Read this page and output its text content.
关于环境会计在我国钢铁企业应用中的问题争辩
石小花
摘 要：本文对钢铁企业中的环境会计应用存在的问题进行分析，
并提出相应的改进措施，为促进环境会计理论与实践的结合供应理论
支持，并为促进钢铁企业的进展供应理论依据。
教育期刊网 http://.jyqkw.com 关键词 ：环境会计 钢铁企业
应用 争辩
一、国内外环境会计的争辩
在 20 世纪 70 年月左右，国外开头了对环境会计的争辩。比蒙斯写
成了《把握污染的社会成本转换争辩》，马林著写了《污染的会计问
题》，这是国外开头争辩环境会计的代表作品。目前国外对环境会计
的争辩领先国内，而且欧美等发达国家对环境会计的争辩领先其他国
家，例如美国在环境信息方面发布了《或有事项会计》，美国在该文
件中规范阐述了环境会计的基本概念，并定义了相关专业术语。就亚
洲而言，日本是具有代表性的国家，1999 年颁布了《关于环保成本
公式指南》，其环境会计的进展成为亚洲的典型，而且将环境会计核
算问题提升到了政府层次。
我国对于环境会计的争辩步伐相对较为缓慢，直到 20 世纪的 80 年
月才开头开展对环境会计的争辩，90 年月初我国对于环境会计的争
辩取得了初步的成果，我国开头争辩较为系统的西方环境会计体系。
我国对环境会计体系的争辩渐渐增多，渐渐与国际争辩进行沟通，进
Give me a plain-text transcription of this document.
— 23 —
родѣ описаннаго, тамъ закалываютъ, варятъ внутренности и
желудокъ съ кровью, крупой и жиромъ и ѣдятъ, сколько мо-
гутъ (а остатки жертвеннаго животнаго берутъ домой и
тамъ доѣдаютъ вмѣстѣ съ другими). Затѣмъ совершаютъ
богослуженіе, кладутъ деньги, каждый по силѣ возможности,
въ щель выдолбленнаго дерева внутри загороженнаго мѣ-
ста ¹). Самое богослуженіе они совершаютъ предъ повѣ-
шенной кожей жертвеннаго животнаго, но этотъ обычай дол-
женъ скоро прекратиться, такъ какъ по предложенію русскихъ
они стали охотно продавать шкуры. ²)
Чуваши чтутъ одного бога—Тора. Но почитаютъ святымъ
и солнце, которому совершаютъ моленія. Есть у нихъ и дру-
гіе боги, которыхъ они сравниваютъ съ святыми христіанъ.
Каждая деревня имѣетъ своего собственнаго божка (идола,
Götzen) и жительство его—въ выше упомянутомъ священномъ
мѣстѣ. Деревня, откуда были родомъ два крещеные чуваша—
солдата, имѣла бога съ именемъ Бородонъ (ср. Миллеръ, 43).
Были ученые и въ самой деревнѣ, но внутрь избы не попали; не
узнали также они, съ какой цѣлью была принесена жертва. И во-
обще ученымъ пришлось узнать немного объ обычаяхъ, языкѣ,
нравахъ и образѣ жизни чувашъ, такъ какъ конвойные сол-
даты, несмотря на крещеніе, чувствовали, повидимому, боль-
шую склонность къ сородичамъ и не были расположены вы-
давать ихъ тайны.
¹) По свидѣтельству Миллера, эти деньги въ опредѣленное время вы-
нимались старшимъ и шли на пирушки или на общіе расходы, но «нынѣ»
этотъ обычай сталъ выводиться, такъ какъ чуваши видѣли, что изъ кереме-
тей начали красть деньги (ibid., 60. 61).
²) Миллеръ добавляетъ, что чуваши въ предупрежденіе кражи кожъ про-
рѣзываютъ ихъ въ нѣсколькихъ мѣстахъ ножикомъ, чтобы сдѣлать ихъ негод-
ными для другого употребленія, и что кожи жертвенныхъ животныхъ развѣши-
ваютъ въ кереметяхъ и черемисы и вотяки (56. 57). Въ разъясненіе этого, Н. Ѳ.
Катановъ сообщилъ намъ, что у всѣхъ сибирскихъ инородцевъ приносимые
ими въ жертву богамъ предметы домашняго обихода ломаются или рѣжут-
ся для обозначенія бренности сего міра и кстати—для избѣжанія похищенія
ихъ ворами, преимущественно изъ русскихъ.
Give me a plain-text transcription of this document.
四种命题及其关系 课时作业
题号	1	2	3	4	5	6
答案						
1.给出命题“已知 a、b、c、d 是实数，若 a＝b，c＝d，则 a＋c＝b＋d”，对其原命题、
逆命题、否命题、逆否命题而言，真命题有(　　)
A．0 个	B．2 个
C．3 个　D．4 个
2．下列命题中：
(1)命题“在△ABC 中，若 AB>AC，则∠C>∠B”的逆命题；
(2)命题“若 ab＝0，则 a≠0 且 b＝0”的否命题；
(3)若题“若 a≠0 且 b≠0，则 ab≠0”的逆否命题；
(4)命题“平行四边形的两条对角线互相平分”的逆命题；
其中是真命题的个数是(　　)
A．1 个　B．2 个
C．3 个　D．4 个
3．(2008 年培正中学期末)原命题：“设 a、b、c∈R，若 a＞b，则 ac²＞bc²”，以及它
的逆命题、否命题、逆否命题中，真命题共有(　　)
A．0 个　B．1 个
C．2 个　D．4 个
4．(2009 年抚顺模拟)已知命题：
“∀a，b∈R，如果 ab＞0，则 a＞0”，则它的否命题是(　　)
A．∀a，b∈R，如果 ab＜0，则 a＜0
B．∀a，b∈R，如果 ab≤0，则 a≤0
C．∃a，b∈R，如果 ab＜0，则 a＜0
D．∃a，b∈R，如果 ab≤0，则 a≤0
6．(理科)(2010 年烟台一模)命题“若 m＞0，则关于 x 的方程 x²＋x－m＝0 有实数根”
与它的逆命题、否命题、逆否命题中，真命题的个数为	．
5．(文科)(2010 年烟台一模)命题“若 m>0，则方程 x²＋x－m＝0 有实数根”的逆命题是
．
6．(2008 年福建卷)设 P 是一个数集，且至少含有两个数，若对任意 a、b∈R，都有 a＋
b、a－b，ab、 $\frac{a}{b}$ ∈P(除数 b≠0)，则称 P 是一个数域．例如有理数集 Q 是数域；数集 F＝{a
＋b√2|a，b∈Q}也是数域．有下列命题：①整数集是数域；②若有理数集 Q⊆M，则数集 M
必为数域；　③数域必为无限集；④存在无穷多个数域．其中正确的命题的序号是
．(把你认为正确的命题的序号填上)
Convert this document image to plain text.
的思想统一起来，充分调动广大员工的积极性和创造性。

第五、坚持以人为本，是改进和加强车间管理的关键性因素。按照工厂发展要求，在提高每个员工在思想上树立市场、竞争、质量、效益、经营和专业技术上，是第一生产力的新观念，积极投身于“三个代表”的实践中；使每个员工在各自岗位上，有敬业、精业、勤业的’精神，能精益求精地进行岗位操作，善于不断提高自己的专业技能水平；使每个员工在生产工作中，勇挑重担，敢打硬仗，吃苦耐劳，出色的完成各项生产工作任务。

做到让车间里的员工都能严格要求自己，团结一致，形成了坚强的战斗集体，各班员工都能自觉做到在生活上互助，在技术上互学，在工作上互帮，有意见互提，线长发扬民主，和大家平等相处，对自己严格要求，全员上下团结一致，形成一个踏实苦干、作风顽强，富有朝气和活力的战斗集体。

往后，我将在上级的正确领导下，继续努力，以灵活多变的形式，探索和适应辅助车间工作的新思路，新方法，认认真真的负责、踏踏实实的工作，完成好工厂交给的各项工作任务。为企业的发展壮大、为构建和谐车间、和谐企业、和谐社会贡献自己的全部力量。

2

######

● What is being asked
Count the lines of the listing above that include the word "this" and state the total with nothing else.

● Final answer
4